**Task prompt**
Your reply should be one number: the count of lines holding the word "reporting".

★ ★ ★ ★

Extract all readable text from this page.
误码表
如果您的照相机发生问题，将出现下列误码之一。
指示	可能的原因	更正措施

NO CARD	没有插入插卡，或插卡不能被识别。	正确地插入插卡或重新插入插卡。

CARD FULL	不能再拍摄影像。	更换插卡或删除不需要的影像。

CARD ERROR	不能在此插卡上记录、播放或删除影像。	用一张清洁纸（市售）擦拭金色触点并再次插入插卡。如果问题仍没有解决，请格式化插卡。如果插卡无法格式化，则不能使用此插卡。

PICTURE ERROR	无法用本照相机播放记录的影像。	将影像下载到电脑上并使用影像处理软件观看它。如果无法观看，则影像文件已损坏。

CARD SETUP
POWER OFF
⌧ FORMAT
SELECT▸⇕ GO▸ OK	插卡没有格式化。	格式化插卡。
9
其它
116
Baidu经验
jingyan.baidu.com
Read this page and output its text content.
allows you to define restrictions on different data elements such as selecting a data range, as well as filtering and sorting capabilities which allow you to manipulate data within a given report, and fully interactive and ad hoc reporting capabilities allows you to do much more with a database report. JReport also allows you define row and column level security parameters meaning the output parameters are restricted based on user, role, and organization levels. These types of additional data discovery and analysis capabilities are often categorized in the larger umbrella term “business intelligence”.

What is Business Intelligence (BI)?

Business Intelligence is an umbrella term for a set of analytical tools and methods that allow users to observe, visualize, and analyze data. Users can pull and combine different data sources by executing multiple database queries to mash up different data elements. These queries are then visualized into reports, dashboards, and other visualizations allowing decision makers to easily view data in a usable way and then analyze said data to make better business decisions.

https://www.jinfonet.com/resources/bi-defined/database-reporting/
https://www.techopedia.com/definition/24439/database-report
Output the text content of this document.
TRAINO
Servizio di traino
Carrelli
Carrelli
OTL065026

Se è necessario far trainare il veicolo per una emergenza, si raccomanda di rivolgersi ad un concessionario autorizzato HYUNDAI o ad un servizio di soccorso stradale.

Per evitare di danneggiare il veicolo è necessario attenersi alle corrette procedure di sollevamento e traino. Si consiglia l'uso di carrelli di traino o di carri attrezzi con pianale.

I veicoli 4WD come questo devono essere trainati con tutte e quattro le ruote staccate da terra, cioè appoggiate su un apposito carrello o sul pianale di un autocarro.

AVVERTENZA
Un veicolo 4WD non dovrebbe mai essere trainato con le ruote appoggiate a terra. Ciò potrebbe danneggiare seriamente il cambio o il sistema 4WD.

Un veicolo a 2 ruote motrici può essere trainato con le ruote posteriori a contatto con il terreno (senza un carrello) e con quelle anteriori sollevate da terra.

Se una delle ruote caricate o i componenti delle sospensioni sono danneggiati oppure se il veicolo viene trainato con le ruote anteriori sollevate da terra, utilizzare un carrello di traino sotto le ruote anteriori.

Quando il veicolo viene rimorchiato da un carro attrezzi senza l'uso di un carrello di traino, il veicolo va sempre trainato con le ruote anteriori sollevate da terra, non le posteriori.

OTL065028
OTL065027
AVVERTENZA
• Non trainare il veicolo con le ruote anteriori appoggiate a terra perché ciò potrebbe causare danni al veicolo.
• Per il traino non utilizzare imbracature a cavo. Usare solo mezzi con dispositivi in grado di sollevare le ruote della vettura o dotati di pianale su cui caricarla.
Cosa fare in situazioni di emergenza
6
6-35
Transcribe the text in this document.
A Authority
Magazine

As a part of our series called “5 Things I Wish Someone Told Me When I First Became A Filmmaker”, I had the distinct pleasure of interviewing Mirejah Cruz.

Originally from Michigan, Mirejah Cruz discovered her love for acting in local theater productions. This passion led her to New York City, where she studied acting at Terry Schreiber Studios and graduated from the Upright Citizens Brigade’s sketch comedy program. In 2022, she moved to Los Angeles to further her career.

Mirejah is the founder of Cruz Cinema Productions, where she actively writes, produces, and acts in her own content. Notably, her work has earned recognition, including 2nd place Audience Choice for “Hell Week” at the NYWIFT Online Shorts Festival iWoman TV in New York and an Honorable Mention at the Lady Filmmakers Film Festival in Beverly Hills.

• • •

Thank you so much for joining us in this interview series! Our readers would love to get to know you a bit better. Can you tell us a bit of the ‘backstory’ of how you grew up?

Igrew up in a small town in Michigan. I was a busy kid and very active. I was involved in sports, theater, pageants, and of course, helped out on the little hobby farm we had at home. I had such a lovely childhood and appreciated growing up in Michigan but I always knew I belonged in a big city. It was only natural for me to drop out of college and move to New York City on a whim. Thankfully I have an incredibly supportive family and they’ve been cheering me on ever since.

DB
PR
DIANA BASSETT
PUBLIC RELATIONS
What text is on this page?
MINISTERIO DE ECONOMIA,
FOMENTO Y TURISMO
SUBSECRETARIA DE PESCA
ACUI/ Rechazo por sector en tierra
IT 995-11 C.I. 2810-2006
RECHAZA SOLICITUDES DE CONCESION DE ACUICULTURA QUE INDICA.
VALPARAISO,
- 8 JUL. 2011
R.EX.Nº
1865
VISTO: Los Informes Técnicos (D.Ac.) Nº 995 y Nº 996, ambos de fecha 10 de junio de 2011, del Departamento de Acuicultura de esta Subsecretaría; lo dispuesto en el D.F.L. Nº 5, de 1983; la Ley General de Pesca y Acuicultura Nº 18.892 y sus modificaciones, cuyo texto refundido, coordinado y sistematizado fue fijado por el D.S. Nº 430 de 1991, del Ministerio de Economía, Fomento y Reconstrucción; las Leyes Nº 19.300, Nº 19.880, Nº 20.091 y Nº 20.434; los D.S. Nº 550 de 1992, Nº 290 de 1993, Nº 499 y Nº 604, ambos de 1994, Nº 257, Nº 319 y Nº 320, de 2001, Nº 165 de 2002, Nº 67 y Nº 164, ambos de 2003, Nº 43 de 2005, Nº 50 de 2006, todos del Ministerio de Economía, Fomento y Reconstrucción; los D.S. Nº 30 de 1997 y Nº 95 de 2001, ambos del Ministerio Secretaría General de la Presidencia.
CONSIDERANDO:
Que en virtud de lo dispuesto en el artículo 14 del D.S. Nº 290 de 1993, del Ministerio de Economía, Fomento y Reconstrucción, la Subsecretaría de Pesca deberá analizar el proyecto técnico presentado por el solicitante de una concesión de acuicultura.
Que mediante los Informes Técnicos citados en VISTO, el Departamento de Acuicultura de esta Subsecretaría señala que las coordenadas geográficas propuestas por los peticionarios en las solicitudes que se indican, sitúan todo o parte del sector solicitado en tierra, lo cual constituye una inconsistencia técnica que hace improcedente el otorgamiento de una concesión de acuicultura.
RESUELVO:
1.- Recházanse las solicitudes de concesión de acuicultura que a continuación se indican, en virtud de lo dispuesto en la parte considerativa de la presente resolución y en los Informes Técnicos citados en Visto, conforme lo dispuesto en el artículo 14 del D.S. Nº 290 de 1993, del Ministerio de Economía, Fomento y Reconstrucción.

★ ★ ★ ★

**Solution to this problem**
2